● WRITTEN PROBLEM: How many of the lines below hold the word "Decode"? Answer only with the number.

== == ==

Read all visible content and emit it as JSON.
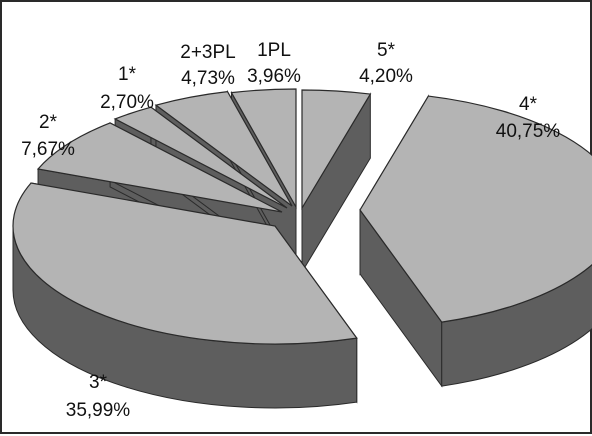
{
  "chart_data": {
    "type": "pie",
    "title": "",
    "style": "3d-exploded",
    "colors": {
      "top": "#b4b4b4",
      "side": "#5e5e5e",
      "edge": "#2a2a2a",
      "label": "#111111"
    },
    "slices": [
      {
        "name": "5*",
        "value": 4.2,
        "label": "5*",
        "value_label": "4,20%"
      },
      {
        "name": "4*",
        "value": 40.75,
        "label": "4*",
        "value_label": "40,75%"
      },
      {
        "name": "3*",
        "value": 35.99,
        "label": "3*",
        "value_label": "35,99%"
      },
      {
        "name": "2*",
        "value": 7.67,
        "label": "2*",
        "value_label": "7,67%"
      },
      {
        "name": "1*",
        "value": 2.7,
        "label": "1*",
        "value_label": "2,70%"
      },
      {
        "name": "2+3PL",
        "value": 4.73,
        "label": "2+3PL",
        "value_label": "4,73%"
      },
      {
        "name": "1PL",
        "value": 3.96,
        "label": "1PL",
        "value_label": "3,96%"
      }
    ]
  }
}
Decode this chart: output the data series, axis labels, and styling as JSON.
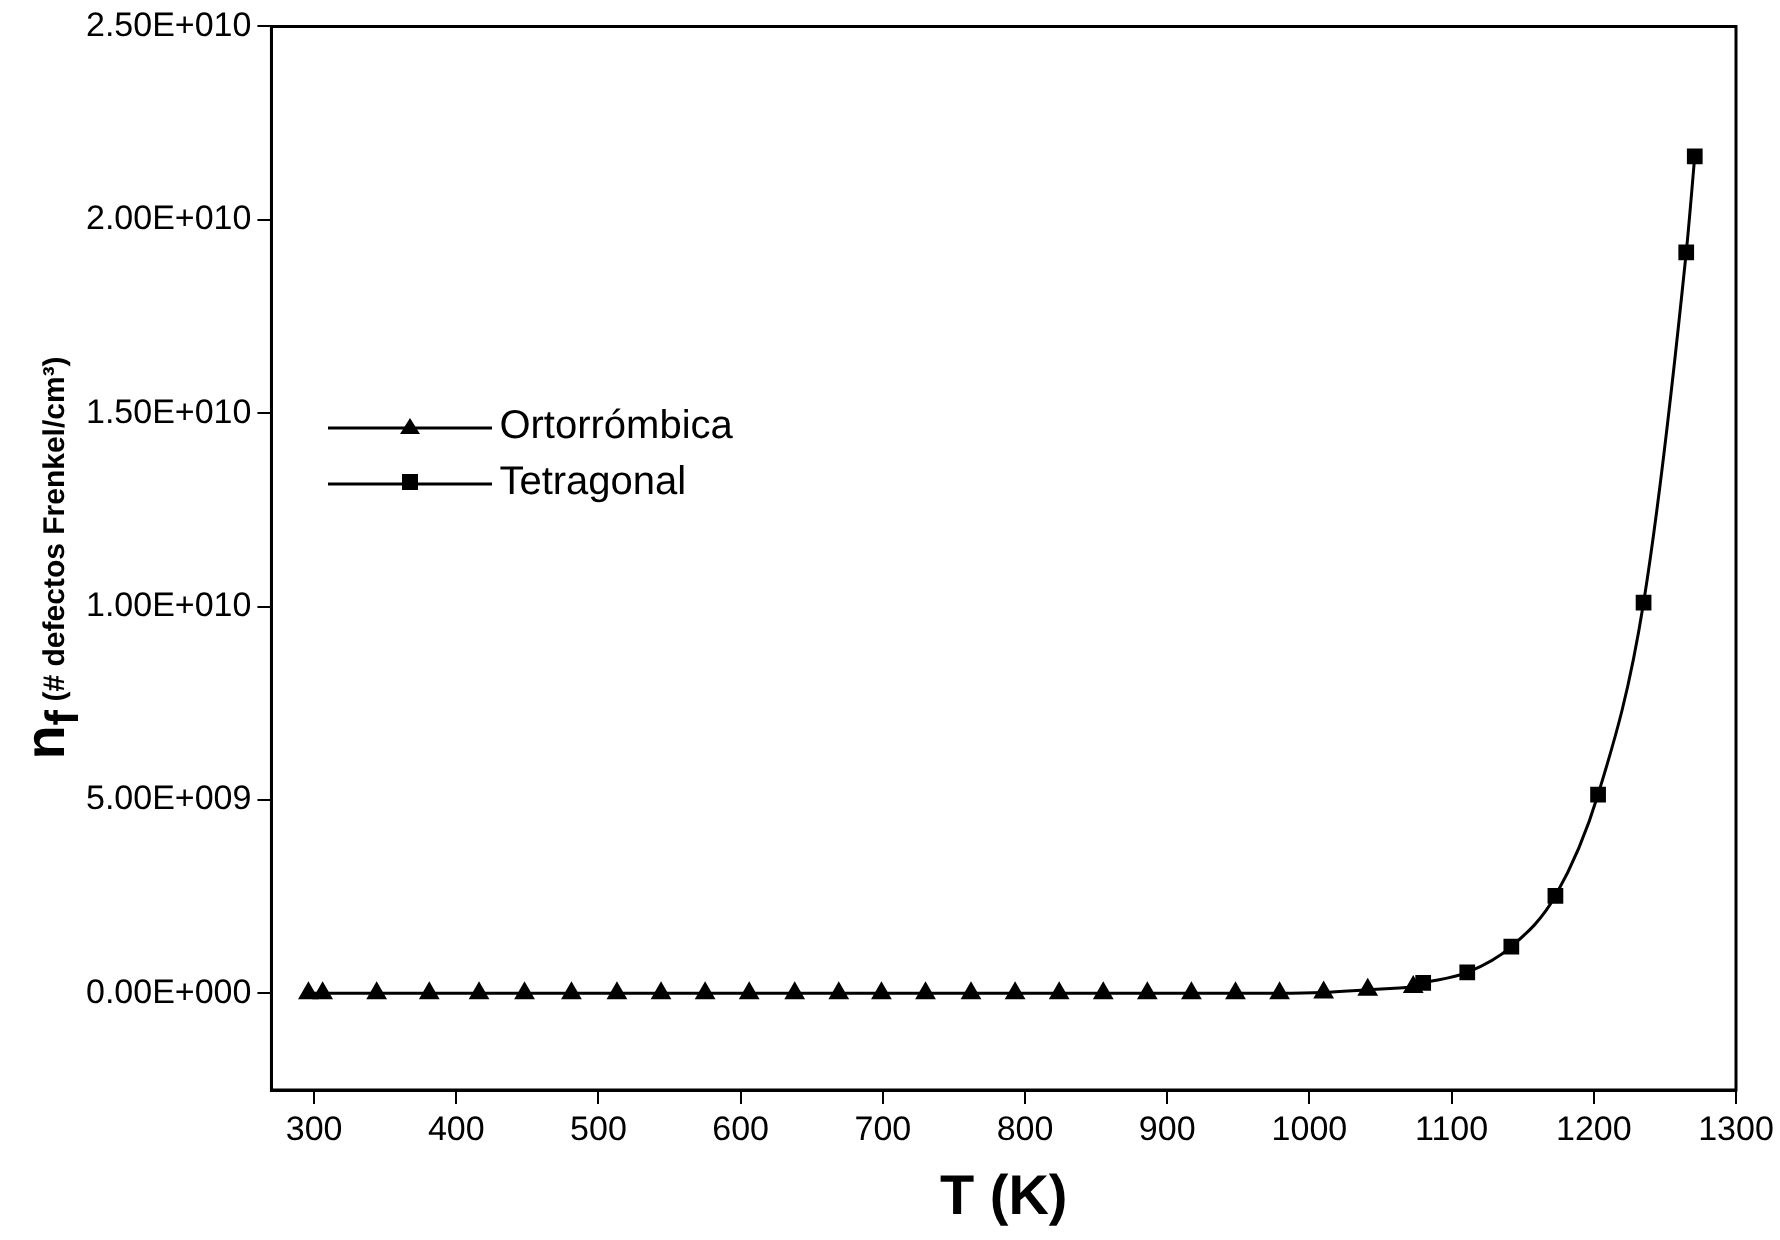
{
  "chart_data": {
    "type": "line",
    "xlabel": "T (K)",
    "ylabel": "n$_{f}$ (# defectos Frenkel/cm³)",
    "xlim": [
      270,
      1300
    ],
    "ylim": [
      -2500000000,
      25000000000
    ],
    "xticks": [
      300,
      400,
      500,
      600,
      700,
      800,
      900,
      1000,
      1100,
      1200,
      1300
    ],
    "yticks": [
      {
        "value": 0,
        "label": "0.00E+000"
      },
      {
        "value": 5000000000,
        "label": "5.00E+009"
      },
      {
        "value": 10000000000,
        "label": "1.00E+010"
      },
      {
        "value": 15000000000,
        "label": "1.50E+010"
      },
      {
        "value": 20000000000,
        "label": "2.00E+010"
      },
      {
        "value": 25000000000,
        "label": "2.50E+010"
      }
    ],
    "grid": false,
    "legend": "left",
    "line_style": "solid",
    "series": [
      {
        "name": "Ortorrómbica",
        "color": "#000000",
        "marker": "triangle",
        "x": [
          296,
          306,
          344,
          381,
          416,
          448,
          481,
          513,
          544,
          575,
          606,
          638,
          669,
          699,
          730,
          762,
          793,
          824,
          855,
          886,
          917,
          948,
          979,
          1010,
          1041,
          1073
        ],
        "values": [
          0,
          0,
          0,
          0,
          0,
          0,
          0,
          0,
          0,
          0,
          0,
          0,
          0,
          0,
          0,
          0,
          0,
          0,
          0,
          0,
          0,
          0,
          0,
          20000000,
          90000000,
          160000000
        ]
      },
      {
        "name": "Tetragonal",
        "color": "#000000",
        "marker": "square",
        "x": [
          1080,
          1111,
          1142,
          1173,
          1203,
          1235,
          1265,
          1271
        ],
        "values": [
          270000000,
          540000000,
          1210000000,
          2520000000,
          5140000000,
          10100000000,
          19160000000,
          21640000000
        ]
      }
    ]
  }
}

== == ==

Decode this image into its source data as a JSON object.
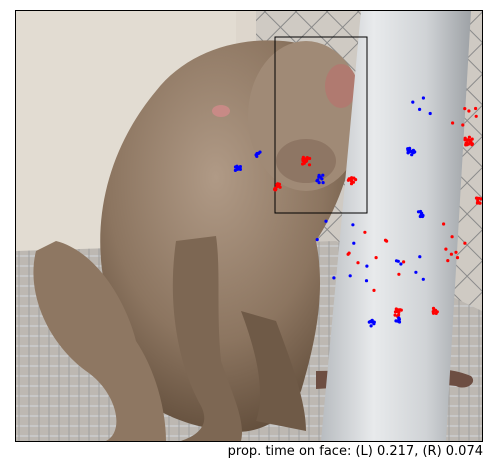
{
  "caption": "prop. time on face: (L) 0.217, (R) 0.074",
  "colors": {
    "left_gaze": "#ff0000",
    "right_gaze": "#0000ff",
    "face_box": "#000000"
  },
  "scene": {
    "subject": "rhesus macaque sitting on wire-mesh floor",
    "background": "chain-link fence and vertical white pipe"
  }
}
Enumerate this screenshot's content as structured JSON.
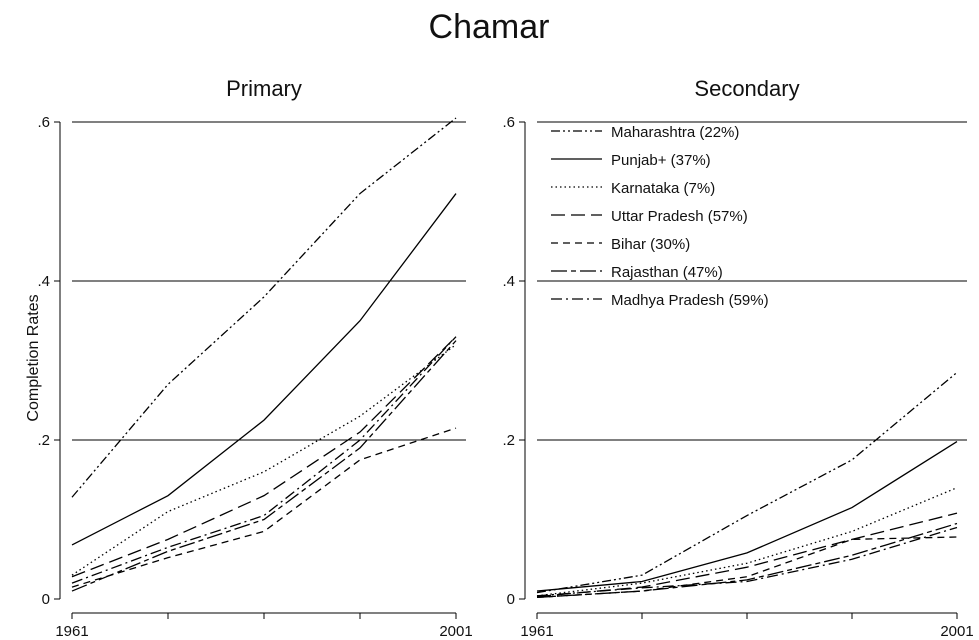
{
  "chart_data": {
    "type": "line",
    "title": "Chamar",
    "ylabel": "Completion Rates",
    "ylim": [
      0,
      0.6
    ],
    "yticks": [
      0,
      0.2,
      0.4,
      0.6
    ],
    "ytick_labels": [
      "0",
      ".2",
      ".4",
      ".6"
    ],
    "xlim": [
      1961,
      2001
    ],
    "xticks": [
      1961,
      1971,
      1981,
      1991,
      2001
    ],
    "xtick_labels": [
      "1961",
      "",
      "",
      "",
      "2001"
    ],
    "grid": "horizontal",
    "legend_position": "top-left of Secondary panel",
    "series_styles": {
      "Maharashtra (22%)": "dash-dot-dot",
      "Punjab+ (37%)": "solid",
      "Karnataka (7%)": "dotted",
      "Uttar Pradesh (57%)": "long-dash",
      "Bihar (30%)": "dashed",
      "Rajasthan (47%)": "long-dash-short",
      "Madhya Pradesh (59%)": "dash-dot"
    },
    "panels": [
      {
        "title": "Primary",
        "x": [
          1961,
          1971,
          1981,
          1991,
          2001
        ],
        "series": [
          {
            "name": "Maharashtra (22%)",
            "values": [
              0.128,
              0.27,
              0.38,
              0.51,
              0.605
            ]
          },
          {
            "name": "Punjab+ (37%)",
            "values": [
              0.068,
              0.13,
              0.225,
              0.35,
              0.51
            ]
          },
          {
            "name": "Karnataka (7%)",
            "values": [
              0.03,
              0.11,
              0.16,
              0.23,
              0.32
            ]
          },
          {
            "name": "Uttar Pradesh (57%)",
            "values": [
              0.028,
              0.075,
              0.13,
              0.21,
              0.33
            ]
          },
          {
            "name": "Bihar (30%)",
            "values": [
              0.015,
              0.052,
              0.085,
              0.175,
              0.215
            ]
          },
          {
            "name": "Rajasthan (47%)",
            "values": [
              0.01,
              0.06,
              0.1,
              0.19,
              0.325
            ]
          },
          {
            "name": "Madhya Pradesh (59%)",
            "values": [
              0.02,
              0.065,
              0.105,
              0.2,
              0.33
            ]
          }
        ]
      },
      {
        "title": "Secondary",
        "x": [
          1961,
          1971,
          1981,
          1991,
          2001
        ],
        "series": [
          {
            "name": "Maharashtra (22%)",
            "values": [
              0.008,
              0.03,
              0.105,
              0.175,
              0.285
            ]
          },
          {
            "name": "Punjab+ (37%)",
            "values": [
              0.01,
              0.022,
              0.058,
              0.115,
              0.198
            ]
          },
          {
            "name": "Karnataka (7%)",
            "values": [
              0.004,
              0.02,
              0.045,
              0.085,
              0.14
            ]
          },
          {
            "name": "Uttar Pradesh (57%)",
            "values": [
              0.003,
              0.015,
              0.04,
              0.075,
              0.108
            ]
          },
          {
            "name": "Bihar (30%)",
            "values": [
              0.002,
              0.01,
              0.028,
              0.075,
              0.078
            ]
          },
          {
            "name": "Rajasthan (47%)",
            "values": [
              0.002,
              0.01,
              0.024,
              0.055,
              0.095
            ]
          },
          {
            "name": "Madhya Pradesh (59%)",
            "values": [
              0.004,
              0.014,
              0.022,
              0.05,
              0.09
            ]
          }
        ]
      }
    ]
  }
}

== == ==

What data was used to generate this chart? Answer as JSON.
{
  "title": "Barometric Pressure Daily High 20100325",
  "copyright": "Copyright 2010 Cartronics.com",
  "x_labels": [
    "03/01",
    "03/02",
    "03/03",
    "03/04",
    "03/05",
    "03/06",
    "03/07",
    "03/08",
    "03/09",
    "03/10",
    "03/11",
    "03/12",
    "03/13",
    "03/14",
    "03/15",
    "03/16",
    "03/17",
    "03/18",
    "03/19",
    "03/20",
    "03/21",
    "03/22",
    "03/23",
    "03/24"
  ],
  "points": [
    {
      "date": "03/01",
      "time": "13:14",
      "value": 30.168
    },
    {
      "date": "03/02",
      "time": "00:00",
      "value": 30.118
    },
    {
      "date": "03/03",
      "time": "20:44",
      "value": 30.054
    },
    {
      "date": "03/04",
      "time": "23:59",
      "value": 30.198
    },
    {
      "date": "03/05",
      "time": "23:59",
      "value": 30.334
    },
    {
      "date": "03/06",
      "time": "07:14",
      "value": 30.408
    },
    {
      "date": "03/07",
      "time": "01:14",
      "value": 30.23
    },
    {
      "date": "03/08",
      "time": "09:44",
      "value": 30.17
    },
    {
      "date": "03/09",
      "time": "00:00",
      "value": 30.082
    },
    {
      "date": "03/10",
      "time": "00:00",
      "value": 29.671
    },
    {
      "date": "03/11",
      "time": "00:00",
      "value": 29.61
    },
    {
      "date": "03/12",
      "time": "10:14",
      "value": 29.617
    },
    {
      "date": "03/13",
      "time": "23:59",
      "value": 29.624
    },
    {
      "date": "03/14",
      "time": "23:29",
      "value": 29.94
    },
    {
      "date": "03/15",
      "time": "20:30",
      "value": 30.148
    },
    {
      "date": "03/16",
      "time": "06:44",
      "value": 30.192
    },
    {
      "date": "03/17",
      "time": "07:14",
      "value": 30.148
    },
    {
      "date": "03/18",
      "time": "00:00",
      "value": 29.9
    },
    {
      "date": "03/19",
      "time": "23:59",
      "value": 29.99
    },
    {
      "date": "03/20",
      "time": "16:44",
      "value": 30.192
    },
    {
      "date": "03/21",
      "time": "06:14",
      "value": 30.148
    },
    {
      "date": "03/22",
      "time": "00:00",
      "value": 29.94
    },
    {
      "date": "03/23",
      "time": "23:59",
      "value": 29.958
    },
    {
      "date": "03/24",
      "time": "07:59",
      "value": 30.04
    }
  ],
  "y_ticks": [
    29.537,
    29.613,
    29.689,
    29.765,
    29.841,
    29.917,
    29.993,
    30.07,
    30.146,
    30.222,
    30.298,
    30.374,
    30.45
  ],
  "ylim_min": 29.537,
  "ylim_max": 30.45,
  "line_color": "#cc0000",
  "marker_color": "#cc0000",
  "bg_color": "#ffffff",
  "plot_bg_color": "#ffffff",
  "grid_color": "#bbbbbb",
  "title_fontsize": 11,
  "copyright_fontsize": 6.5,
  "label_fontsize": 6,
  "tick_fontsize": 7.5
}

== == ==

● WRITTEN ANSWER: 2